**WHAT THE EXERCISE ASKS**
Scan the entries below. List each line with "chứng".

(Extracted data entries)
************

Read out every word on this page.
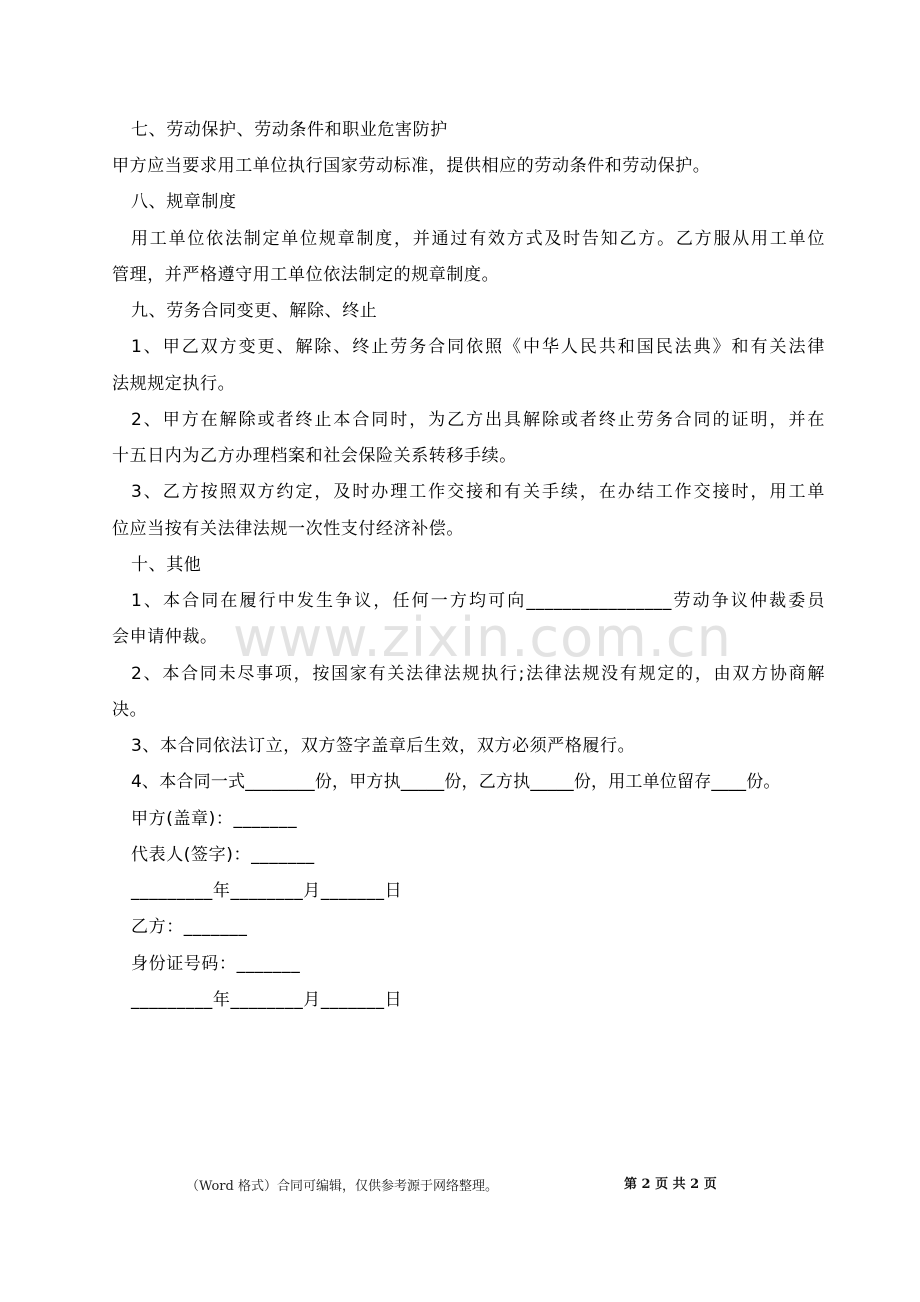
www.zixin.com.cn
七、劳动保护、劳动条件和职业危害防护
甲方应当要求用工单位执行国家劳动标准，提供相应的劳动条件和劳动保护。
八、规章制度
用工单位依法制定单位规章制度，并通过有效方式及时告知乙方。乙方服从用工单位
管理，并严格遵守用工单位依法制定的规章制度。
九、劳务合同变更、解除、终止
1、甲乙双方变更、解除、终止劳务合同依照《中华人民共和国民法典》和有关法律
法规规定执行。
2、甲方在解除或者终止本合同时，为乙方出具解除或者终止劳务合同的证明，并在
十五日内为乙方办理档案和社会保险关系转移手续。
3、乙方按照双方约定，及时办理工作交接和有关手续，在办结工作交接时，用工单
位应当按有关法律法规一次性支付经济补偿。
十、其他
1、本合同在履行中发生争议，任何一方均可向________________劳动争议仲裁委员
会申请仲裁。
2、本合同未尽事项，按国家有关法律法规执行;法律法规没有规定的，由双方协商解
决。
3、本合同依法订立，双方签字盖章后生效，双方必须严格履行。
4、本合同一式________份，甲方执_____份，乙方执_____份，用工单位留存____份。
甲方(盖章)：_______
代表人(签字)：_______
_________年________月_______日
乙方：_______
身份证号码：_______
_________年________月_______日
（Word 格式）合同可编辑，仅供参考源于网络整理。	第 2 页 共 2 页
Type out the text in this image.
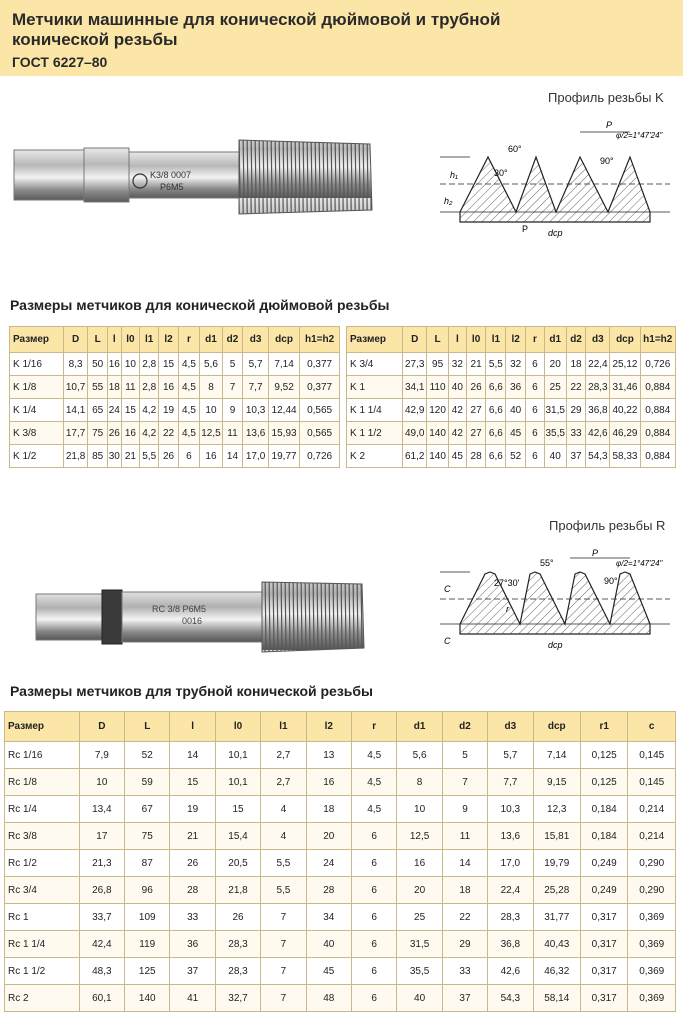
Метчики машинные для конической дюймовой и трубной
конической резьбы
ГОСТ 6227–80
Профиль резьбы K
K3/8 0007
P6M5
h₁
h₂
60°
30°
90°
P
φ/2=1°47'24"
P dср
Размеры метчиков для конической дюймовой резьбы
Размер	D	L	l	l0	l1	l2	r	d1	d2	d3	dср	h1=h2
K 1/16	8,3	50	16	10	2,8	15	4,5	5,6	5	5,7	7,14	0,377
K 1/8	10,7	55	18	11	2,8	16	4,5	8	7	7,7	9,52	0,377
K 1/4	14,1	65	24	15	4,2	19	4,5	10	9	10,3	12,44	0,565
K 3/8	17,7	75	26	16	4,2	22	4,5	12,5	11	13,6	15,93	0,565
K 1/2	21,8	85	30	21	5,5	26	6	16	14	17,0	19,77	0,726
Размер	D	L	l	l0	l1	l2	r	d1	d2	d3	dср	h1=h2
K 3/4	27,3	95	32	21	5,5	32	6	20	18	22,4	25,12	0,726
K 1	34,1	110	40	26	6,6	36	6	25	22	28,3	31,46	0,884
K 1 1/4	42,9	120	42	27	6,6	40	6	31,5	29	36,8	40,22	0,884
K 1 1/2	49,0	140	42	27	6,6	45	6	35,5	33	42,6	46,29	0,884
K 2	61,2	140	45	28	6,6	52	6	40	37	54,3	58,33	0,884
Профиль резьбы R
RC 3/8 P6M5
0016
C
C
55°
27°30'	90°
P
φ/2=1°47'24"
r
dср
Размеры метчиков для трубной конической резьбы
Размер	D	L	l	l0	l1	l2	r	d1	d2	d3	dср	r1	c
Rc 1/16	7,9	52	14	10,1	2,7	13	4,5	5,6	5	5,7	7,14	0,125	0,145
Rc 1/8	10	59	15	10,1	2,7	16	4,5	8	7	7,7	9,15	0,125	0,145
Rc 1/4	13,4	67	19	15	4	18	4,5	10	9	10,3	12,3	0,184	0,214
Rc 3/8	17	75	21	15,4	4	20	6	12,5	11	13,6	15,81	0,184	0,214
Rc 1/2	21,3	87	26	20,5	5,5	24	6	16	14	17,0	19,79	0,249	0,290
Rc 3/4	26,8	96	28	21,8	5,5	28	6	20	18	22,4	25,28	0,249	0,290
Rc 1	33,7	109	33	26	7	34	6	25	22	28,3	31,77	0,317	0,369
Rc 1 1/4	42,4	119	36	28,3	7	40	6	31,5	29	36,8	40,43	0,317	0,369
Rc 1 1/2	48,3	125	37	28,3	7	45	6	35,5	33	42,6	46,32	0,317	0,369
Rc 2	60,1	140	41	32,7	7	48	6	40	37	54,3	58,14	0,317	0,369
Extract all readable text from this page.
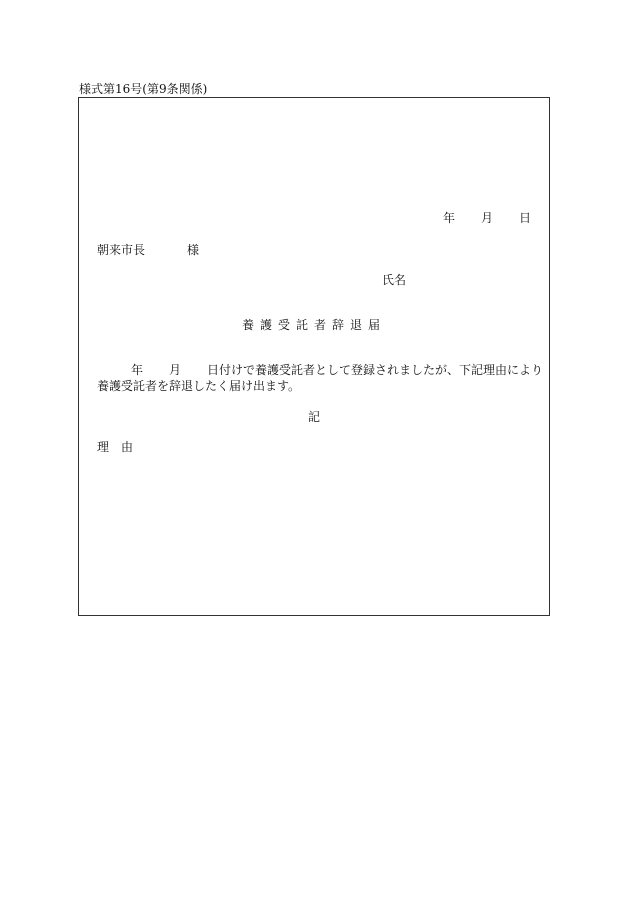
様式第16号(第9条関係)
年 月 日
朝来市長	様
氏名
養護受託者辞退届
年 月 日付けで養護受託者として登録されましたが、下記理由により
養護受託者を辞退したく届け出ます。
記
理由
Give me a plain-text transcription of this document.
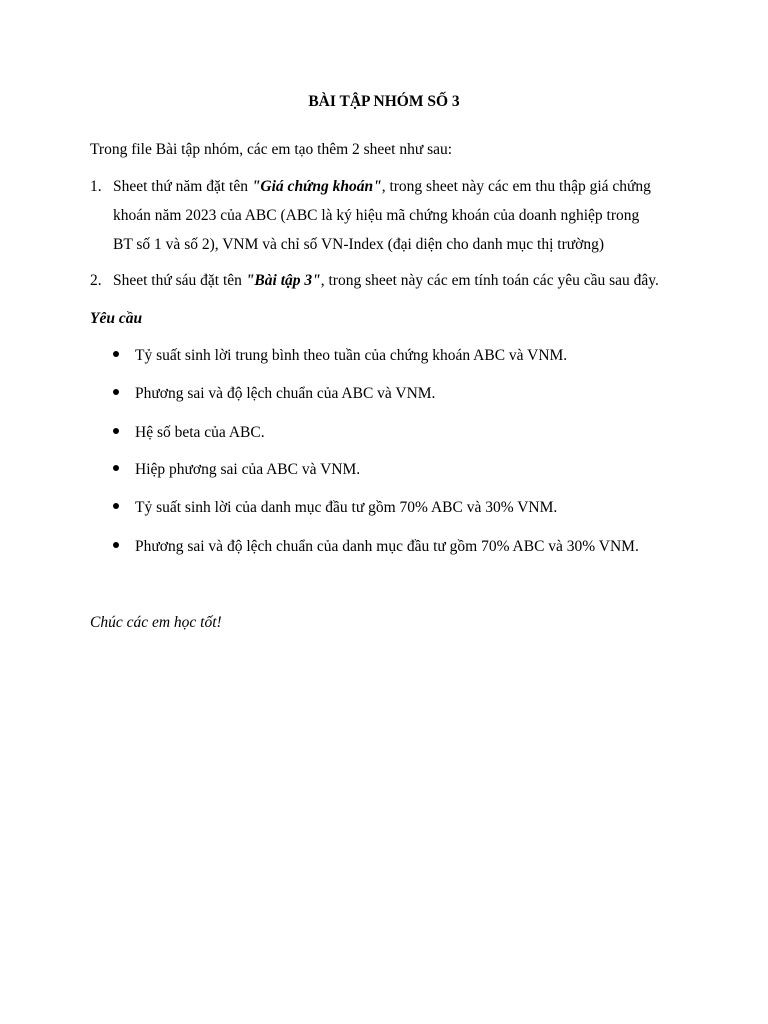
BÀI TẬP NHÓM SỐ 3
Trong file Bài tập nhóm, các em tạo thêm 2 sheet như sau:
1. Sheet thứ năm đặt tên "Giá chứng khoán", trong sheet này các em thu thập giá chứng
khoán năm 2023 của ABC (ABC là ký hiệu mã chứng khoán của doanh nghiệp trong
BT số 1 và số 2), VNM và chỉ số VN-Index (đại diện cho danh mục thị trường)
2. Sheet thứ sáu đặt tên "Bài tập 3", trong sheet này các em tính toán các yêu cầu sau đây.
Yêu cầu
Tỷ suất sinh lời trung bình theo tuần của chứng khoán ABC và VNM.
Phương sai và độ lệch chuẩn của ABC và VNM.
Hệ số beta của ABC.
Hiệp phương sai của ABC và VNM.
Tỷ suất sinh lời của danh mục đầu tư gồm 70% ABC và 30% VNM.
Phương sai và độ lệch chuẩn của danh mục đầu tư gồm 70% ABC và 30% VNM.
Chúc các em học tốt!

************

**TASK RESULT**
1. Sheet thứ năm đặt tên "Giá chứng khoán", trong sheet này các em thu thập giá chứng
khoán năm 2023 của ABC (ABC là ký hiệu mã chứng khoán của doanh nghiệp trong
Tỷ suất sinh lời trung bình theo tuần của chứng khoán ABC và VNM.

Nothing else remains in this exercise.